Selected extract –
○ ○ ○
In the epilogue, as the remaining crew members - Marshall, Logan, Ekberg, Faraday, Gonzalez, and Phillips - are being evacuated, the scientists are still baffled by the nature of the creature, as its corpse had suddenly disappeared after it supposedly died. After Usuguk leaves, Marshall speculates that perhaps the theory Usuguk had been insisting all along was true; that the creature was a creation of the spirits that rule this land according to Tunit culture, and that both the new kurrshuq and the older one had left the physical world for the spirit world, as Usuguk claimed they did. Logan cryptically mentions how he once lost a pet dachshund while on a family trip, implying that he believes the creature was left behind by extraterrestrial visitors. A budding relationship between Marshall and Ekberg is hinted at, and Logan bids them farewell, saying that he's gotten a call from his private investigation office about another interesting case.
○ ○ ○
Records for this exercise –

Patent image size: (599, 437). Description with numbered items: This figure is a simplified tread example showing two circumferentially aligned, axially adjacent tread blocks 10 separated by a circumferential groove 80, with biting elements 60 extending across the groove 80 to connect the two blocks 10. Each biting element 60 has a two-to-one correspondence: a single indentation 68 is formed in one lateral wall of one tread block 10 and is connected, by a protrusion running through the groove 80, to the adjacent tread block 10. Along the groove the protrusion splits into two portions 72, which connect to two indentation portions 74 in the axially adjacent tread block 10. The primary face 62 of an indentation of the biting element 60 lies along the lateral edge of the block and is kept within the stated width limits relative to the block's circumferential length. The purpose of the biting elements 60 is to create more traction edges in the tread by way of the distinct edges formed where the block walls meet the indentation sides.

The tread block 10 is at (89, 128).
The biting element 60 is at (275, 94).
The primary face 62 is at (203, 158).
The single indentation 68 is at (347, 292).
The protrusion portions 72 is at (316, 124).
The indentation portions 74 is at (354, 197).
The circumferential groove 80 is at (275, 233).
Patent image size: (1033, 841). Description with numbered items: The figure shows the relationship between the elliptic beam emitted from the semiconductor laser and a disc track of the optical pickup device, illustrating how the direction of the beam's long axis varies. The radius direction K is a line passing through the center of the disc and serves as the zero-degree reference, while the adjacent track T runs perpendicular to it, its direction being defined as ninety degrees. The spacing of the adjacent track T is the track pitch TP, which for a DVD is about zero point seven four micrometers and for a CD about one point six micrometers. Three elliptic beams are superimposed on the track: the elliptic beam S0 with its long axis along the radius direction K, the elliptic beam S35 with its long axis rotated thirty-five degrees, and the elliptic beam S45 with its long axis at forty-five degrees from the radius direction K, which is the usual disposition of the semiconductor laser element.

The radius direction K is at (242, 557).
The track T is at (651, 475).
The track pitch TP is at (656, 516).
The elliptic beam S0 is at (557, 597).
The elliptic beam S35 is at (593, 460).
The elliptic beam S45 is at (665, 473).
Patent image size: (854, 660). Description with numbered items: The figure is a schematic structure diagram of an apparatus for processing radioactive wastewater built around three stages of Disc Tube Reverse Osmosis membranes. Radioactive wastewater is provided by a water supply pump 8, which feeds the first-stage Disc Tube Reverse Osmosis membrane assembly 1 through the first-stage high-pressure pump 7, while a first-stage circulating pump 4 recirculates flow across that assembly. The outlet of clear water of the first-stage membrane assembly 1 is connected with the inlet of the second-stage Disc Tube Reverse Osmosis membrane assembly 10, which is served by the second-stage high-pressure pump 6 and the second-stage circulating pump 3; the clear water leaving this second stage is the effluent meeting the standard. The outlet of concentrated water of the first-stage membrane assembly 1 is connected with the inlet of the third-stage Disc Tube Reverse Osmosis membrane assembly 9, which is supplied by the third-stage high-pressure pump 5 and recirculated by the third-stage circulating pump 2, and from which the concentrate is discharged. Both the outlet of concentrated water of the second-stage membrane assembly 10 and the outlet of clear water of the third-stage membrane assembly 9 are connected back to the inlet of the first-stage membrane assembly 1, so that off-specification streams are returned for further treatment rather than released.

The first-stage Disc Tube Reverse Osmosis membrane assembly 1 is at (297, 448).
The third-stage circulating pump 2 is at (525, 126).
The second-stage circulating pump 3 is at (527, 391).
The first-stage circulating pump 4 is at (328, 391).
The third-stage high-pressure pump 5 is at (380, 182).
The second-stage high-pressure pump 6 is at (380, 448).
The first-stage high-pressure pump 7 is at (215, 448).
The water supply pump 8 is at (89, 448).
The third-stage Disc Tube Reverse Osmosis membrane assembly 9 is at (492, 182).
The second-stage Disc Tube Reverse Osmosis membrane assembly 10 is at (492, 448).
○ ○ ○
Problems to work on –
• a. Answer these about the epilogue summary, one line each:
(i) What kind of pet does Logan say he once lost on a family trip?
(ii) Which two characters are hinted to have a budding relationship?
(iii) Who calls Logan about another interesting case?
• b. From the records, retype the lines starting at the one containing "Patent image size: (1033, 841)." and ending at the one containing "The elliptic beam S45 is at (665, 473).".

Solutions by task –
• a.
(i) A dachshund.
(ii) Marshall and Ekberg.
(iii) His private investigation office.

• b.
Patent image size: (1033, 841). Description with numbered items: The figure shows the relationship between the elliptic beam emitted from the semiconductor laser and a disc track of the optical pickup device, illustrating how the direction of the beam's long axis varies. The radius direction K is a line passing through the center of the disc and serves as the zero-degree reference, while the adjacent track T runs perpendicular to it, its direction being defined as ninety degrees. The spacing of the adjacent track T is the track pitch TP, which for a DVD is about zero point seven four micrometers and for a CD about one point six micrometers. Three elliptic beams are superimposed on the track: the elliptic beam S0 with its long axis along the radius direction K, the elliptic beam S35 with its long axis rotated thirty-five degrees, and the elliptic beam S45 with its long axis at forty-five degrees from the radius direction K, which is the usual disposition of the semiconductor laser element.

The radius direction K is at (242, 557).
The track T is at (651, 475).
The track pitch TP is at (656, 516).
The elliptic beam S0 is at (557, 597).
The elliptic beam S35 is at (593, 460).
The elliptic beam S45 is at (665, 473).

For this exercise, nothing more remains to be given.